Using the entries that follow, collect the lines where the word "transportu" appears.

═════ MATERIAL PROVIDED ═════

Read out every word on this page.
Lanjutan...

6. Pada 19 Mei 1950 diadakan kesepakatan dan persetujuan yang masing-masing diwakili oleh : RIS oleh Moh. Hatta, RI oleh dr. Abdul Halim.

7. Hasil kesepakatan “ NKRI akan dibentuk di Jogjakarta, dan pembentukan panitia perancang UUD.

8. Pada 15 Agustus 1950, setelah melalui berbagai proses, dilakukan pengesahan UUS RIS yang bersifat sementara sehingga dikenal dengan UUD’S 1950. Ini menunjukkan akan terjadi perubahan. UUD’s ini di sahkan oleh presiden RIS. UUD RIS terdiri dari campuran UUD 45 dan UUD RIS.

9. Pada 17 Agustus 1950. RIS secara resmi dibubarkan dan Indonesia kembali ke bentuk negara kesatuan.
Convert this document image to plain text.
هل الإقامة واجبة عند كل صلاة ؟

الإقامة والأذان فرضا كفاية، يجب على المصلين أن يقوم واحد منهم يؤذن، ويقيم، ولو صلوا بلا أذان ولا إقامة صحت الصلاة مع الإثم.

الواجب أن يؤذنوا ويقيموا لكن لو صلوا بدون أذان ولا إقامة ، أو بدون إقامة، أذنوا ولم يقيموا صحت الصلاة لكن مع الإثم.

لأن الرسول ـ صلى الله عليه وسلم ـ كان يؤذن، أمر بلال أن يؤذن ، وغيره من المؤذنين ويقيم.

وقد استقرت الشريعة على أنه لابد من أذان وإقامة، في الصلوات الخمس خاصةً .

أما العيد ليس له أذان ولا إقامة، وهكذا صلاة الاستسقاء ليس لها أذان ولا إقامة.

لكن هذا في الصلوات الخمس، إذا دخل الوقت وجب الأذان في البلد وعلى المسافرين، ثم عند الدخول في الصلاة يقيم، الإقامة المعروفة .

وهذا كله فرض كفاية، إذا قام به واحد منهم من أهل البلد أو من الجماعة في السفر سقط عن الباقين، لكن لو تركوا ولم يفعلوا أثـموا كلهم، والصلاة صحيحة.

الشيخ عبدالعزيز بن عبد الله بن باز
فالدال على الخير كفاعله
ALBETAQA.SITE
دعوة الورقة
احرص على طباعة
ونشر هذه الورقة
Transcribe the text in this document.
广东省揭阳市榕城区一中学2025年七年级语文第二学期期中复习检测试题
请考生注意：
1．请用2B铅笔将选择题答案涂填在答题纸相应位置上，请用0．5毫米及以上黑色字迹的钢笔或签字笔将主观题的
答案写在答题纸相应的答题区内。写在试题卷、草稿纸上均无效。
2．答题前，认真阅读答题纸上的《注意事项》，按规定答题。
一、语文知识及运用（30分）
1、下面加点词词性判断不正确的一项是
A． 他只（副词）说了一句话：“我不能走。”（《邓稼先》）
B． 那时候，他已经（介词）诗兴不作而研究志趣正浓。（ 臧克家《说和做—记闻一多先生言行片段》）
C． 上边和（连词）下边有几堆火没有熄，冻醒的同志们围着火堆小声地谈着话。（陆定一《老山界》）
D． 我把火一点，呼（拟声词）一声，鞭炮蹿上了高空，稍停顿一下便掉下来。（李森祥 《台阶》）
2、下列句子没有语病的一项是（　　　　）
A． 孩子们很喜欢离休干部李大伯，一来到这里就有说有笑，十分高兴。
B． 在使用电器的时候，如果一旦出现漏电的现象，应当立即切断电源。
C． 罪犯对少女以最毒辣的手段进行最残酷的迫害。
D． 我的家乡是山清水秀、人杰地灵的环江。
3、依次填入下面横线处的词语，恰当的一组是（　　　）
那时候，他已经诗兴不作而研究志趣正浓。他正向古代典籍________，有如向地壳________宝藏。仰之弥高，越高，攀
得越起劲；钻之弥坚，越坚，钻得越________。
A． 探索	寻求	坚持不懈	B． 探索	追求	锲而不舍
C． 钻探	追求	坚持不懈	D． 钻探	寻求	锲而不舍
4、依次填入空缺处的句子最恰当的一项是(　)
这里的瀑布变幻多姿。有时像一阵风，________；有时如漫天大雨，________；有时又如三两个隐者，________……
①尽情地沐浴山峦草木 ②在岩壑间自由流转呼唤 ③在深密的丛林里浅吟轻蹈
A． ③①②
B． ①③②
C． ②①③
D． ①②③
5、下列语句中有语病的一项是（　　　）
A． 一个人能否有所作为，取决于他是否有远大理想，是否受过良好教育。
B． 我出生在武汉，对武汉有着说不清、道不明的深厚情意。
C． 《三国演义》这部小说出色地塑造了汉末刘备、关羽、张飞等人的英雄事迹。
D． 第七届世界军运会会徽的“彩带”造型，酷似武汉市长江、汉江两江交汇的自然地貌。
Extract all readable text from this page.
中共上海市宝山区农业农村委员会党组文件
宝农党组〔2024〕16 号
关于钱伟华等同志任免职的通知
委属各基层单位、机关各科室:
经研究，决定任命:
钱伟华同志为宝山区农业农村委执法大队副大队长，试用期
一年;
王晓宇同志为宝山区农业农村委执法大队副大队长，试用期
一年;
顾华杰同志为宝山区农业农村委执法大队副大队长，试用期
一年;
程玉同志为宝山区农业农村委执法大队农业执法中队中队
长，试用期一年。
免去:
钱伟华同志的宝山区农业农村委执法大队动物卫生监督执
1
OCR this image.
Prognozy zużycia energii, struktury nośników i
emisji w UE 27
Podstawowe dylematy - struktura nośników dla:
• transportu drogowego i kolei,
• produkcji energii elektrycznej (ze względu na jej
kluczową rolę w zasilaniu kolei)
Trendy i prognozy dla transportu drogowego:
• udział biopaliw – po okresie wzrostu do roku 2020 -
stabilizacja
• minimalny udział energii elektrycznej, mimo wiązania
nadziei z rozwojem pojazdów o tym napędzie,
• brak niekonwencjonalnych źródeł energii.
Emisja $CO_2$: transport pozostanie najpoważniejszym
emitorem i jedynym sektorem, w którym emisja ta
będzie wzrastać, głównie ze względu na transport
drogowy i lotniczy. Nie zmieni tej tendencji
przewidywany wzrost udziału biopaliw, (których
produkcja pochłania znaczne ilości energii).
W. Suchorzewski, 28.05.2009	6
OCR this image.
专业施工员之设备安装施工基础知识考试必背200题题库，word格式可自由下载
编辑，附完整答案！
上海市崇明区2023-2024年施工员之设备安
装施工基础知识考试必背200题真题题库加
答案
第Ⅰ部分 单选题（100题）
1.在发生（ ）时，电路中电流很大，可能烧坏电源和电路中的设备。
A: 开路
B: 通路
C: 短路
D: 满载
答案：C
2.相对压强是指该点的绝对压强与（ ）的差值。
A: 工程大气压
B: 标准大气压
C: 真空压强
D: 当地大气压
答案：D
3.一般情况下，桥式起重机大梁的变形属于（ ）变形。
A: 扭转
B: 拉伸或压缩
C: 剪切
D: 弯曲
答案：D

═════

◆ SOLUTION FOR THIS PROBLEM ◆
• transportu drogowego i kolei,
Trendy i prognozy dla transportu drogowego:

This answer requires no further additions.